| WORK REQUIRED |
Format every line of the items below as a numbered list, omitting any blank lines.

| Listings of boxed layout items |
╔══

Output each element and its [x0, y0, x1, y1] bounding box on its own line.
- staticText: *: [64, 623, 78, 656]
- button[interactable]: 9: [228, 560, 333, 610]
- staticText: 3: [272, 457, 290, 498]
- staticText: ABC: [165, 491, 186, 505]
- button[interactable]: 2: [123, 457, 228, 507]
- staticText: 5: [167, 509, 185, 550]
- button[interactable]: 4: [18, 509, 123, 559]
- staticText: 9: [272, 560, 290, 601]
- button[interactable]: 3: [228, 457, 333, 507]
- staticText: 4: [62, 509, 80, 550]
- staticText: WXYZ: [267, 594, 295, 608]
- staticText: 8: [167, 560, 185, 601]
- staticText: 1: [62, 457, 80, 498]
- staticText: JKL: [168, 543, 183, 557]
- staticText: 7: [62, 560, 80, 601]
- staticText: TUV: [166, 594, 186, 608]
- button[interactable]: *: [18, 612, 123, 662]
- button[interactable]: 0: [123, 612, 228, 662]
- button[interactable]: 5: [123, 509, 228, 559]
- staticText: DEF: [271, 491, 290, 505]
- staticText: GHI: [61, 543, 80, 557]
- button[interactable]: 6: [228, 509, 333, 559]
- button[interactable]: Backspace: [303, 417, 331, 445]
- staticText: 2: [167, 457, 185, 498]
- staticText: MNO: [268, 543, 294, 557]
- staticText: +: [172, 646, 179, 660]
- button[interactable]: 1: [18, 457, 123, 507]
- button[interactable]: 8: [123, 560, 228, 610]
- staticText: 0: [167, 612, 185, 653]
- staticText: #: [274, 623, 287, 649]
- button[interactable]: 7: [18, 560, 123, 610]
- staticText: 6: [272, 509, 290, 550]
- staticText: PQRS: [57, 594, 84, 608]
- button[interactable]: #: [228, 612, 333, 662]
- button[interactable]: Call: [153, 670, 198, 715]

╚══

| TASK OUTPUT |
1. Output each element and its [x0, y0, x1, y1] bounding box on its own line.
2. - staticText: *: [64, 623, 78, 656]
3. - button[interactable]: 9: [228, 560, 333, 610]
4. - staticText: 3: [272, 457, 290, 498]
5. - staticText: ABC: [165, 491, 186, 505]
6. - button[interactable]: 2: [123, 457, 228, 507]
7. - staticText: 5: [167, 509, 185, 550]
8. - button[interactable]: 4: [18, 509, 123, 559]
9. - staticText: 9: [272, 560, 290, 601]
10. - button[interactable]: 3: [228, 457, 333, 507]
11. - staticText: 4: [62, 509, 80, 550]
12. - staticText: WXYZ: [267, 594, 295, 608]
13. - staticText: 8: [167, 560, 185, 601]
14. - staticText: 1: [62, 457, 80, 498]
15. - staticText: JKL: [168, 543, 183, 557]
16. - staticText: 7: [62, 560, 80, 601]
17. - staticText: TUV: [166, 594, 186, 608]
18. - button[interactable]: *: [18, 612, 123, 662]
19. - button[interactable]: 0: [123, 612, 228, 662]
20. - button[interactable]: 5: [123, 509, 228, 559]
21. - staticText: DEF: [271, 491, 290, 505]
22. - staticText: GHI: [61, 543, 80, 557]
23. - button[interactable]: 6: [228, 509, 333, 559]
24. - button[interactable]: Backspace: [303, 417, 331, 445]
25. - staticText: 2: [167, 457, 185, 498]
26. - staticText: MNO: [268, 543, 294, 557]
27. - staticText: +: [172, 646, 179, 660]
28. - button[interactable]: 1: [18, 457, 123, 507]
29. - button[interactable]: 8: [123, 560, 228, 610]
30. - staticText: 0: [167, 612, 185, 653]
31. - staticText: #: [274, 623, 287, 649]
32. - button[interactable]: 7: [18, 560, 123, 610]
33. - staticText: 6: [272, 509, 290, 550]
34. - staticText: PQRS: [57, 594, 84, 608]
35. - button[interactable]: #: [228, 612, 333, 662]
36. - button[interactable]: Call: [153, 670, 198, 715]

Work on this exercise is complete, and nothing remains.